GOAL OF THE EXERCISE
Please output the records below in full, exactly as given, but without the images.

(Saved data entries)
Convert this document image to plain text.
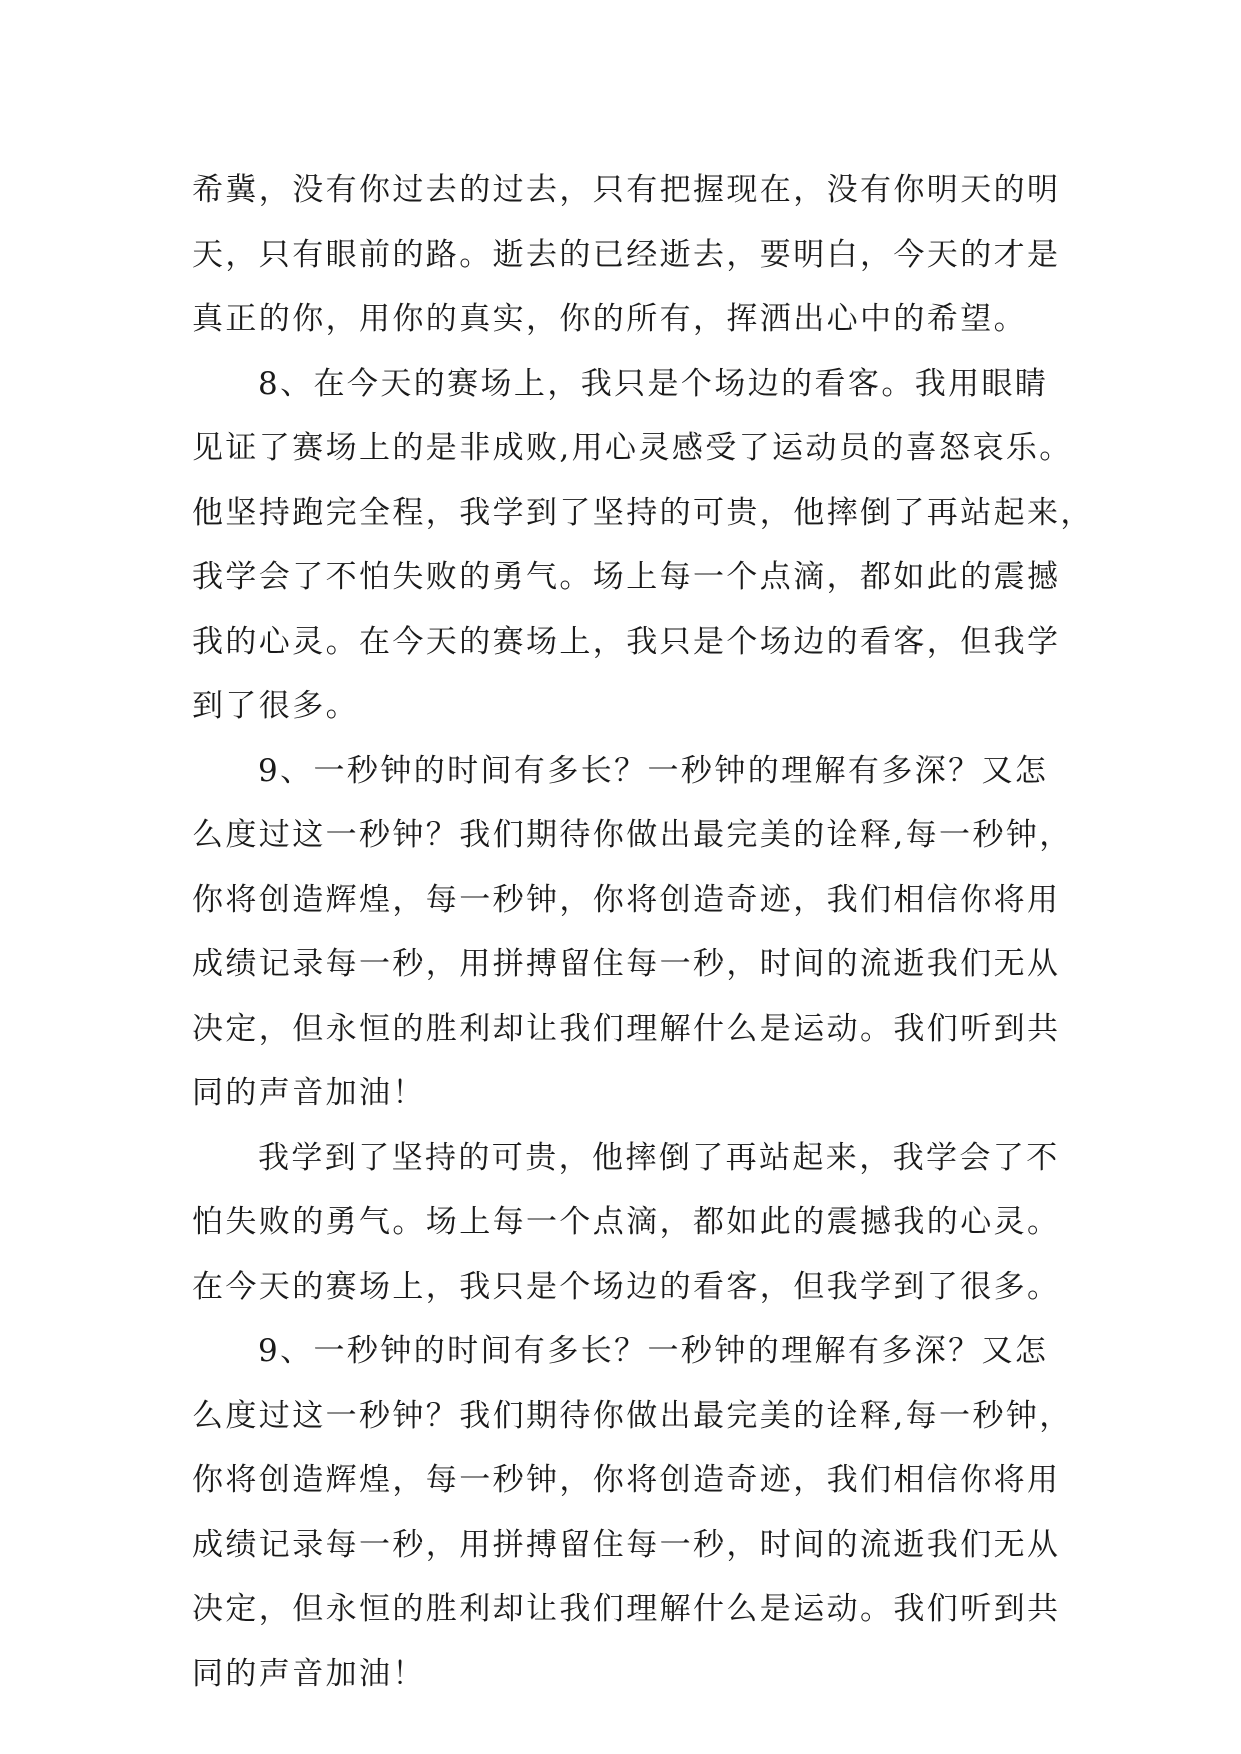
希冀，没有你过去的过去，只有把握现在，没有你明天的明
天，只有眼前的路。逝去的已经逝去，要明白，今天的才是
真正的你，用你的真实，你的所有，挥洒出心中的希望。
8、在今天的赛场上，我只是个场边的看客。我用眼睛
见证了赛场上的是非成败,用心灵感受了运动员的喜怒哀乐。
他坚持跑完全程，我学到了坚持的可贵，他摔倒了再站起来，
我学会了不怕失败的勇气。场上每一个点滴，都如此的震撼
我的心灵。在今天的赛场上，我只是个场边的看客，但我学
到了很多。
9、一秒钟的时间有多长？一秒钟的理解有多深？又怎
么度过这一秒钟？我们期待你做出最完美的诠释,每一秒钟，
你将创造辉煌，每一秒钟，你将创造奇迹，我们相信你将用
成绩记录每一秒，用拼搏留住每一秒，时间的流逝我们无从
决定，但永恒的胜利却让我们理解什么是运动。我们听到共
同的声音加油！
我学到了坚持的可贵，他摔倒了再站起来，我学会了不
怕失败的勇气。场上每一个点滴，都如此的震撼我的心灵。
在今天的赛场上，我只是个场边的看客，但我学到了很多。
9、一秒钟的时间有多长？一秒钟的理解有多深？又怎
么度过这一秒钟？我们期待你做出最完美的诠释,每一秒钟，
你将创造辉煌，每一秒钟，你将创造奇迹，我们相信你将用
成绩记录每一秒，用拼搏留住每一秒，时间的流逝我们无从
决定，但永恒的胜利却让我们理解什么是运动。我们听到共
同的声音加油！
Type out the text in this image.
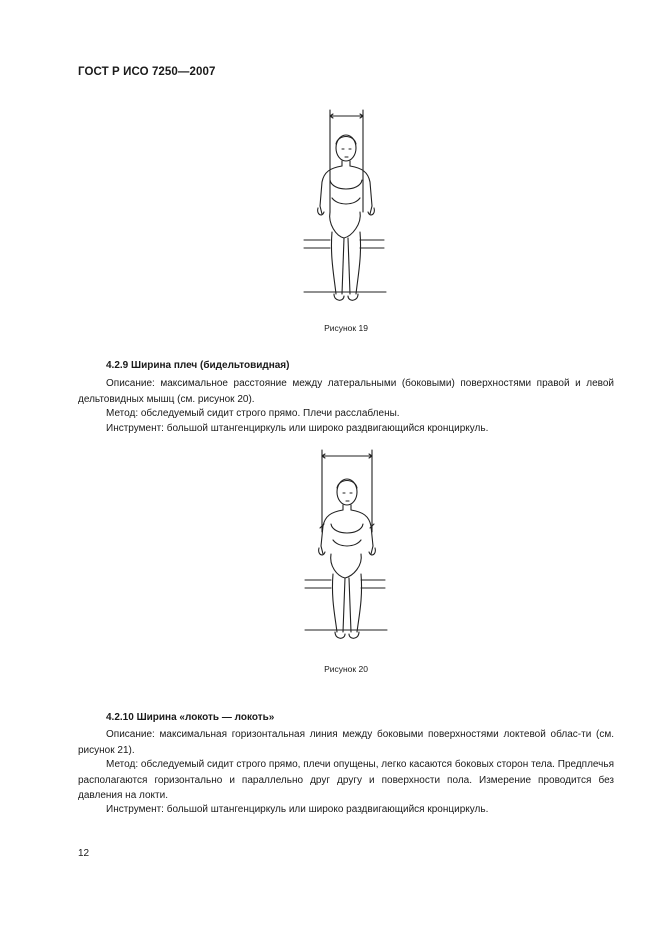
ГОСТ Р ИСО 7250—2007
Рисунок 19
4.2.9 Ширина плеч (бидельтовидная)
Описание: максимальное расстояние между латеральными (боковыми) поверхностями правой и левой дельтовидных мышц (см. рисунок 20).
Метод: обследуемый сидит строго прямо. Плечи расслаблены.
Инструмент: большой штангенциркуль или широко раздвигающийся кронциркуль.
Рисунок 20
4.2.10 Ширина «локоть — локоть»
Описание: максимальная горизонтальная линия между боковыми поверхностями локтевой облас-ти (см. рисунок 21).
Метод: обследуемый сидит строго прямо, плечи опущены, легко касаются боковых сторон тела. Предплечья располагаются горизонтально и параллельно друг другу и поверхности пола. Измерение проводится без давления на локти.
Инструмент: большой штангенциркуль или широко раздвигающийся кронциркуль.
12
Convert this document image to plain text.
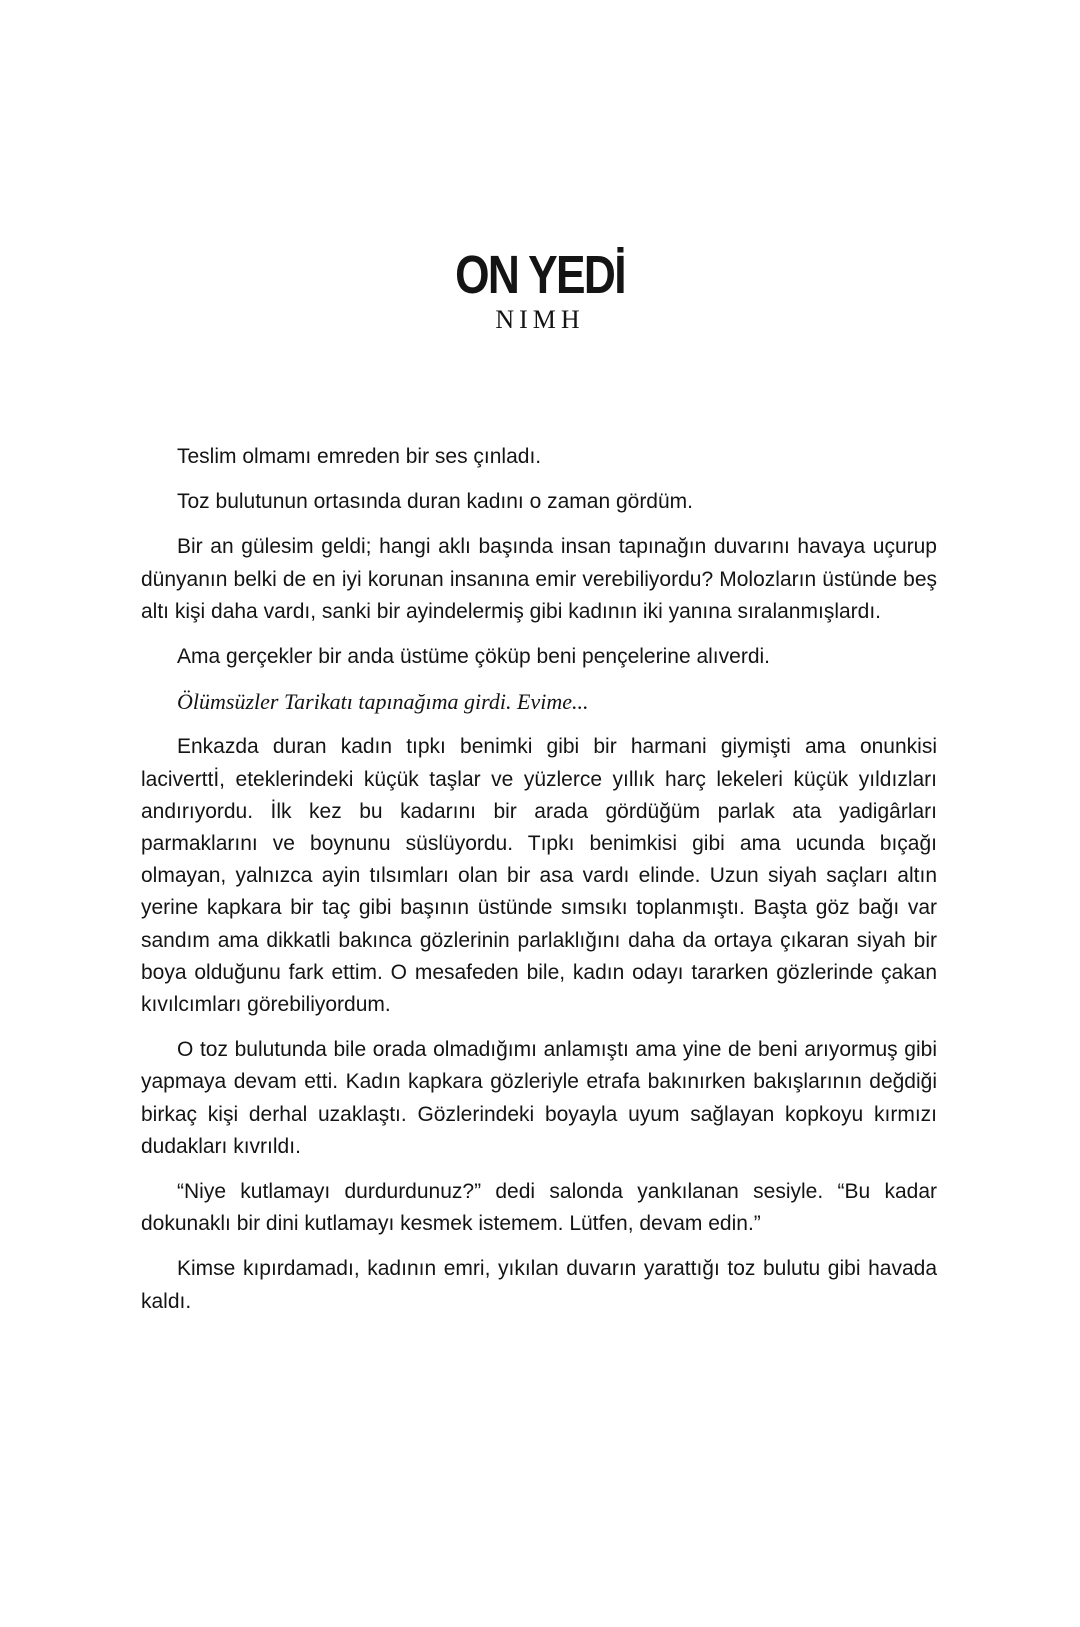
ON YEDİ
NIMH

Teslim olmamı emreden bir ses çınladı.

Toz bulutunun ortasında duran kadını o zaman gördüm.

Bir an gülesim geldi; hangi aklı başında insan tapınağın duvarını havaya uçurup dünyanın belki de en iyi korunan insanına emir verebiliyordu? Molozların üstünde beş altı kişi daha vardı, sanki bir ayindelermiş gibi kadının iki yanına sıralanmışlardı.

Ama gerçekler bir anda üstüme çöküp beni pençelerine alıverdi.

Ölümsüzler Tarikatı tapınağıma girdi. Evime...

Enkazda duran kadın tıpkı benimki gibi bir harmani giymişti ama onunkisi laciverttİ, eteklerindeki küçük taşlar ve yüzlerce yıllık harç lekeleri küçük yıldızları andırıyordu. İlk kez bu kadarını bir arada gördüğüm parlak ata yadigârları parmaklarını ve boynunu süslüyordu. Tıpkı benimkisi gibi ama ucunda bıçağı olmayan, yalnızca ayin tılsımları olan bir asa vardı elinde. Uzun siyah saçları altın yerine kapkara bir taç gibi başının üstünde sımsıkı toplanmıştı. Başta göz bağı var sandım ama dikkatli bakınca gözlerinin parlaklığını daha da ortaya çıkaran siyah bir boya olduğunu fark ettim. O mesafeden bile, kadın odayı tararken gözlerinde çakan kıvılcımları görebiliyordum.

O toz bulutunda bile orada olmadığımı anlamıştı ama yine de beni arıyormuş gibi yapmaya devam etti. Kadın kapkara gözleriyle etrafa bakınırken bakışlarının değdiği birkaç kişi derhal uzaklaştı. Gözlerindeki boyayla uyum sağlayan kopkoyu kırmızı dudakları kıvrıldı.

“Niye kutlamayı durdurdunuz?” dedi salonda yankılanan sesiyle. “Bu kadar dokunaklı bir dini kutlamayı kesmek istemem. Lütfen, devam edin.”

Kimse kıpırdamadı, kadının emri, yıkılan duvarın yarattığı toz bulutu gibi havada kaldı.
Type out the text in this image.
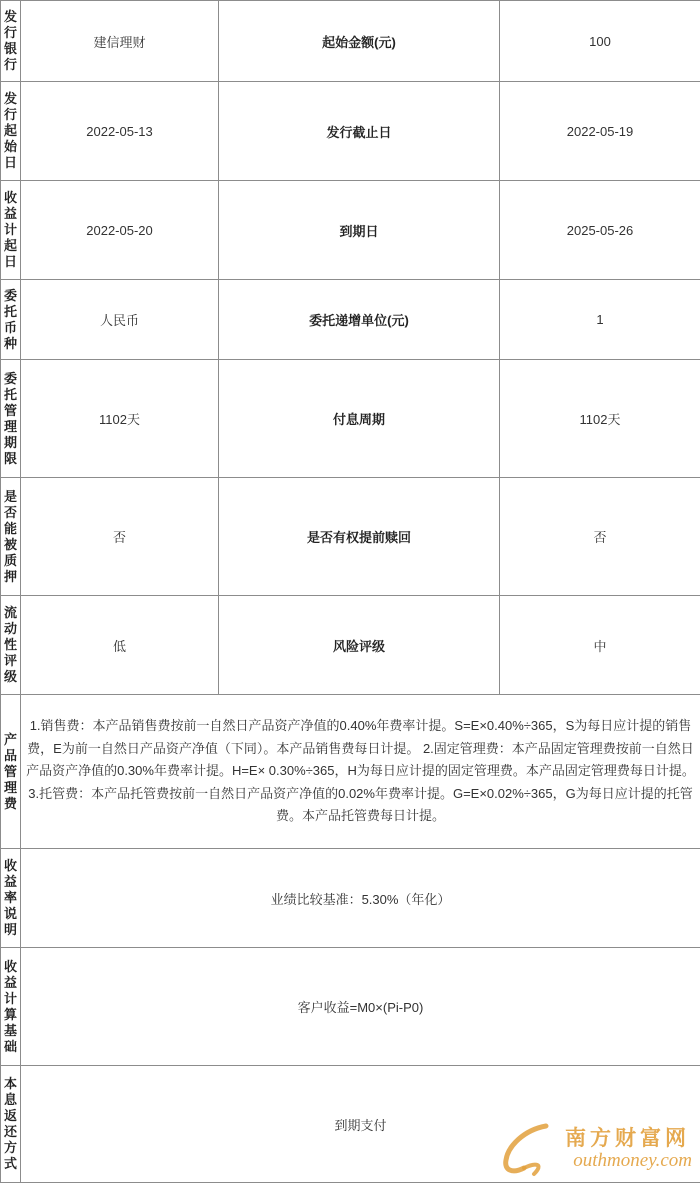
发行银行	建信理财	起始金额(元)	100
发行起始日	2022-05-13	发行截止日	2022-05-19
收益计起日	2022-05-20	到期日	2025-05-26
委托币种	人民币	委托递增单位(元)	1
委托管理期限	1102天	付息周期	1102天
是否能被质押	否	是否有权提前赎回	否
流动性评级	低	风险评级	中
产品管理费	1.销售费：本产品销售费按前一自然日产品资产净值的0.40%年费率计提。S=E×0.40%÷365，S为每日应计提的销售费，E为前一自然日产品资产净值（下同）。本产品销售费每日计提。 2.固定管理费：本产品固定管理费按前一自然日产品资产净值的0.30%年费率计提。H=E× 0.30%÷365，H为每日应计提的固定管理费。本产品固定管理费每日计提。 3.托管费：本产品托管费按前一自然日产品资产净值的0.02%年费率计提。G=E×0.02%÷365，G为每日应计提的托管费。本产品托管费每日计提。		
收益率说明	业绩比较基准：5.30%（年化）		
收益计算基础	客户收益=M0×(Pi-P0)		
本息返还方式	到期支付		
南方财富网
outhmoney.com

EXERCISE RESULT
Convert this document image to plain text.
希冀，没有你过去的过去，只有把握现在，没有你明天的明
天，只有眼前的路。逝去的已经逝去，要明白，今天的才是
真正的你，用你的真实，你的所有，挥洒出心中的希望。
8、在今天的赛场上，我只是个场边的看客。我用眼睛
见证了赛场上的是非成败,用心灵感受了运动员的喜怒哀乐。
他坚持跑完全程，我学到了坚持的可贵，他摔倒了再站起来，
我学会了不怕失败的勇气。场上每一个点滴，都如此的震撼
我的心灵。在今天的赛场上，我只是个场边的看客，但我学
到了很多。
9、一秒钟的时间有多长？一秒钟的理解有多深？又怎
么度过这一秒钟？我们期待你做出最完美的诠释,每一秒钟，
你将创造辉煌，每一秒钟，你将创造奇迹，我们相信你将用
成绩记录每一秒，用拼搏留住每一秒，时间的流逝我们无从
决定，但永恒的胜利却让我们理解什么是运动。我们听到共
同的声音加油！
我学到了坚持的可贵，他摔倒了再站起来，我学会了不
怕失败的勇气。场上每一个点滴，都如此的震撼我的心灵。
在今天的赛场上，我只是个场边的看客，但我学到了很多。
9、一秒钟的时间有多长？一秒钟的理解有多深？又怎
么度过这一秒钟？我们期待你做出最完美的诠释,每一秒钟，
你将创造辉煌，每一秒钟，你将创造奇迹，我们相信你将用
成绩记录每一秒，用拼搏留住每一秒，时间的流逝我们无从
决定，但永恒的胜利却让我们理解什么是运动。我们听到共
同的声音加油！
Type out the text in this image.
ГОСТ Р ИСО 7250—2007
Рисунок 19
4.2.9 Ширина плеч (бидельтовидная)
Описание: максимальное расстояние между латеральными (боковыми) поверхностями правой и левой дельтовидных мышц (см. рисунок 20).
Метод: обследуемый сидит строго прямо. Плечи расслаблены.
Инструмент: большой штангенциркуль или широко раздвигающийся кронциркуль.
Рисунок 20
4.2.10 Ширина «локоть — локоть»
Описание: максимальная горизонтальная линия между боковыми поверхностями локтевой облас-ти (см. рисунок 21).
Метод: обследуемый сидит строго прямо, плечи опущены, легко касаются боковых сторон тела. Предплечья располагаются горизонтально и параллельно друг другу и поверхности пола. Измерение проводится без давления на локти.
Инструмент: большой штангенциркуль или широко раздвигающийся кронциркуль.
12
Convert this document image to plain text.
ON YEDİ
NIMH

Teslim olmamı emreden bir ses çınladı.

Toz bulutunun ortasında duran kadını o zaman gördüm.

Bir an gülesim geldi; hangi aklı başında insan tapınağın duvarını havaya uçurup dünyanın belki de en iyi korunan insanına emir verebiliyordu? Molozların üstünde beş altı kişi daha vardı, sanki bir ayindelermiş gibi kadının iki yanına sıralanmışlardı.

Ama gerçekler bir anda üstüme çöküp beni pençelerine alıverdi.

Ölümsüzler Tarikatı tapınağıma girdi. Evime...

Enkazda duran kadın tıpkı benimki gibi bir harmani giymişti ama onunkisi laciverttİ, eteklerindeki küçük taşlar ve yüzlerce yıllık harç lekeleri küçük yıldızları andırıyordu. İlk kez bu kadarını bir arada gördüğüm parlak ata yadigârları parmaklarını ve boynunu süslüyordu. Tıpkı benimkisi gibi ama ucunda bıçağı olmayan, yalnızca ayin tılsımları olan bir asa vardı elinde. Uzun siyah saçları altın yerine kapkara bir taç gibi başının üstünde sımsıkı toplanmıştı. Başta göz bağı var sandım ama dikkatli bakınca gözlerinin parlaklığını daha da ortaya çıkaran siyah bir boya olduğunu fark ettim. O mesafeden bile, kadın odayı tararken gözlerinde çakan kıvılcımları görebiliyordum.

O toz bulutunda bile orada olmadığımı anlamıştı ama yine de beni arıyormuş gibi yapmaya devam etti. Kadın kapkara gözleriyle etrafa bakınırken bakışlarının değdiği birkaç kişi derhal uzaklaştı. Gözlerindeki boyayla uyum sağlayan kopkoyu kırmızı dudakları kıvrıldı.

“Niye kutlamayı durdurdunuz?” dedi salonda yankılanan sesiyle. “Bu kadar dokunaklı bir dini kutlamayı kesmek istemem. Lütfen, devam edin.”

Kimse kıpırdamadı, kadının emri, yıkılan duvarın yarattığı toz bulutu gibi havada kaldı.
Type out the text in this image.
发行银行	建信理财	起始金额(元)	100
发行起始日	2022-05-13	发行截止日	2022-05-19
收益计起日	2022-05-20	到期日	2025-05-26
委托币种	人民币	委托递增单位(元)	1
委托管理期限	1102天	付息周期	1102天
是否能被质押	否	是否有权提前赎回	否
流动性评级	低	风险评级	中
产品管理费	1.销售费：本产品销售费按前一自然日产品资产净值的0.40%年费率计提。S=E×0.40%÷365，S为每日应计提的销售费，E为前一自然日产品资产净值（下同）。本产品销售费每日计提。 2.固定管理费：本产品固定管理费按前一自然日产品资产净值的0.30%年费率计提。H=E× 0.30%÷365，H为每日应计提的固定管理费。本产品固定管理费每日计提。 3.托管费：本产品托管费按前一自然日产品资产净值的0.02%年费率计提。G=E×0.02%÷365，G为每日应计提的托管费。本产品托管费每日计提。		
收益率说明	业绩比较基准：5.30%（年化）		
收益计算基础	客户收益=M0×(Pi-P0)		
本息返还方式	到期支付		
南方财富网
outhmoney.com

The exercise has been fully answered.